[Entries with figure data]
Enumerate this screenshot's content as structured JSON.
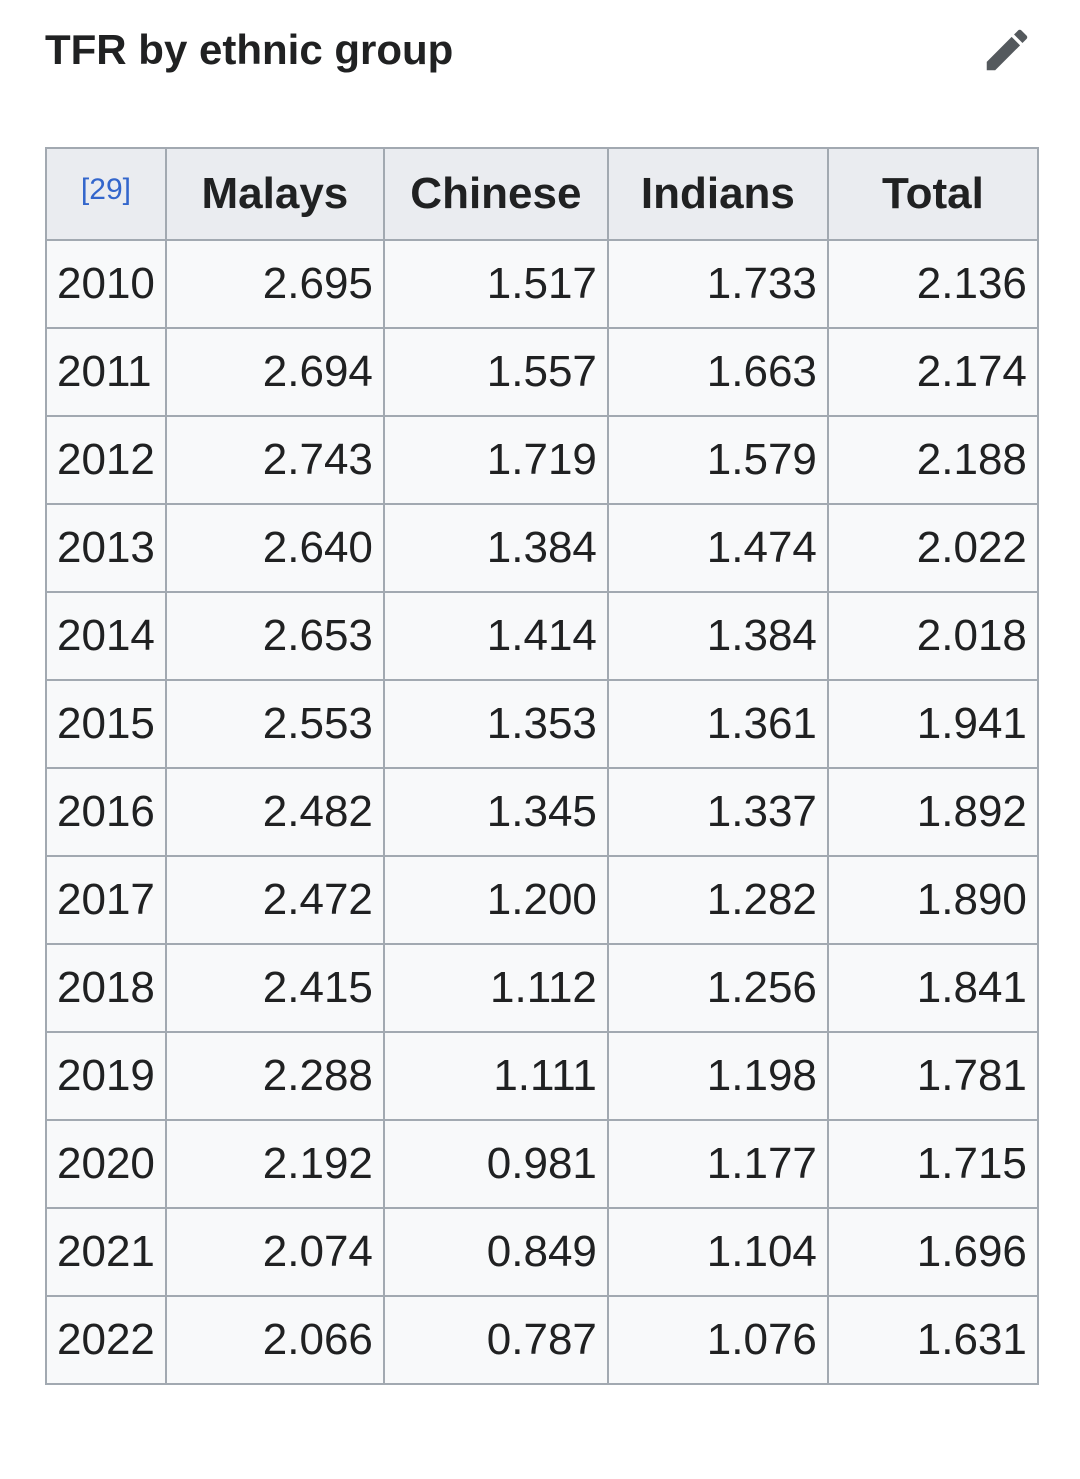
{
  "section": {
    "title": "TFR by ethnic group",
    "edit_icon": "pencil-icon"
  },
  "table": {
    "reference": "[29]",
    "columns": [
      "Malays",
      "Chinese",
      "Indians",
      "Total"
    ],
    "rows": [
      {
        "year": "2010",
        "values": [
          "2.695",
          "1.517",
          "1.733",
          "2.136"
        ]
      },
      {
        "year": "2011",
        "values": [
          "2.694",
          "1.557",
          "1.663",
          "2.174"
        ]
      },
      {
        "year": "2012",
        "values": [
          "2.743",
          "1.719",
          "1.579",
          "2.188"
        ]
      },
      {
        "year": "2013",
        "values": [
          "2.640",
          "1.384",
          "1.474",
          "2.022"
        ]
      },
      {
        "year": "2014",
        "values": [
          "2.653",
          "1.414",
          "1.384",
          "2.018"
        ]
      },
      {
        "year": "2015",
        "values": [
          "2.553",
          "1.353",
          "1.361",
          "1.941"
        ]
      },
      {
        "year": "2016",
        "values": [
          "2.482",
          "1.345",
          "1.337",
          "1.892"
        ]
      },
      {
        "year": "2017",
        "values": [
          "2.472",
          "1.200",
          "1.282",
          "1.890"
        ]
      },
      {
        "year": "2018",
        "values": [
          "2.415",
          "1.112",
          "1.256",
          "1.841"
        ]
      },
      {
        "year": "2019",
        "values": [
          "2.288",
          "1.111",
          "1.198",
          "1.781"
        ]
      },
      {
        "year": "2020",
        "values": [
          "2.192",
          "0.981",
          "1.177",
          "1.715"
        ]
      },
      {
        "year": "2021",
        "values": [
          "2.074",
          "0.849",
          "1.104",
          "1.696"
        ]
      },
      {
        "year": "2022",
        "values": [
          "2.066",
          "0.787",
          "1.076",
          "1.631"
        ]
      }
    ]
  }
}
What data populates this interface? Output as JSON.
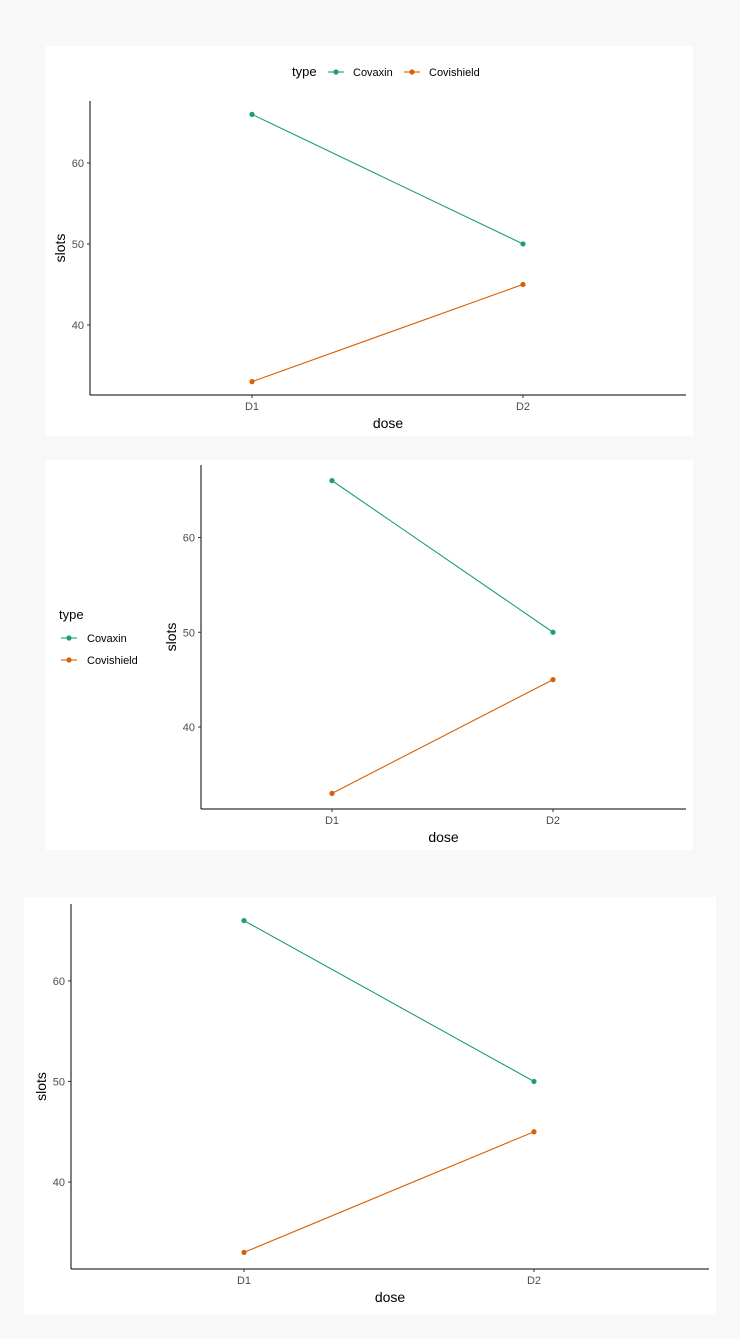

→ Written instruction
Copy out every line in the listing where the word "JSON" appears.

→ Expected answer
Enumerate this screenshot's content as structured JSON.
What data populates this interface? Output as JSON.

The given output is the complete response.